- _INSTRUCTION_: Return the complete listing that follows, with each line reproduced exactly.

- _RECORDS PROVIDED_:
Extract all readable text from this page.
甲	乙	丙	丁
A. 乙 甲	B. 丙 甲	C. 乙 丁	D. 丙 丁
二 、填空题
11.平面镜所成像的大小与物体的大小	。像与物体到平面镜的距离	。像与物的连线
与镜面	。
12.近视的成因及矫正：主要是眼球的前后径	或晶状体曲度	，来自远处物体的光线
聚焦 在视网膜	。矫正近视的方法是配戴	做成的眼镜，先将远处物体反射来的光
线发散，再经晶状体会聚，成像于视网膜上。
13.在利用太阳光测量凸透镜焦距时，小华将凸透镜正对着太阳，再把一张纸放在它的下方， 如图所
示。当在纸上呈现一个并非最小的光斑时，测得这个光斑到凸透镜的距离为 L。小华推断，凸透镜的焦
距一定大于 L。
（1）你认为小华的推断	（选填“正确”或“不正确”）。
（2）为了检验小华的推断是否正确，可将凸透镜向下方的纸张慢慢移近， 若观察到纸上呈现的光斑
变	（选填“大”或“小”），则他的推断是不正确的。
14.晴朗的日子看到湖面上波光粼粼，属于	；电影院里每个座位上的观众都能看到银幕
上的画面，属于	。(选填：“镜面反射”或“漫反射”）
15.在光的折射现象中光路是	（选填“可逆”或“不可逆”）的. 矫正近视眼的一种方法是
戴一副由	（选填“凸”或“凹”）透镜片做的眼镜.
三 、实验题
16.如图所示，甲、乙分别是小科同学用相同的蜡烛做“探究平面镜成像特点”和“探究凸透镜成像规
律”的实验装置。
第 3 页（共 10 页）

- _ANSWER BELOW_:
Extract all readable text from this page.
甲	乙	丙	丁
A. 乙 甲	B. 丙 甲	C. 乙 丁	D. 丙 丁
二 、填空题
11.平面镜所成像的大小与物体的大小	。像与物体到平面镜的距离	。像与物的连线
与镜面	。
12.近视的成因及矫正：主要是眼球的前后径	或晶状体曲度	，来自远处物体的光线
聚焦 在视网膜	。矫正近视的方法是配戴	做成的眼镜，先将远处物体反射来的光
线发散，再经晶状体会聚，成像于视网膜上。
13.在利用太阳光测量凸透镜焦距时，小华将凸透镜正对着太阳，再把一张纸放在它的下方， 如图所
示。当在纸上呈现一个并非最小的光斑时，测得这个光斑到凸透镜的距离为 L。小华推断，凸透镜的焦
距一定大于 L。
（1）你认为小华的推断	（选填“正确”或“不正确”）。
（2）为了检验小华的推断是否正确，可将凸透镜向下方的纸张慢慢移近， 若观察到纸上呈现的光斑
变	（选填“大”或“小”），则他的推断是不正确的。
14.晴朗的日子看到湖面上波光粼粼，属于	；电影院里每个座位上的观众都能看到银幕
上的画面，属于	。(选填：“镜面反射”或“漫反射”）
15.在光的折射现象中光路是	（选填“可逆”或“不可逆”）的. 矫正近视眼的一种方法是
戴一副由	（选填“凸”或“凹”）透镜片做的眼镜.
三 、实验题
16.如图所示，甲、乙分别是小科同学用相同的蜡烛做“探究平面镜成像特点”和“探究凸透镜成像规
律”的实验装置。
第 3 页（共 10 页）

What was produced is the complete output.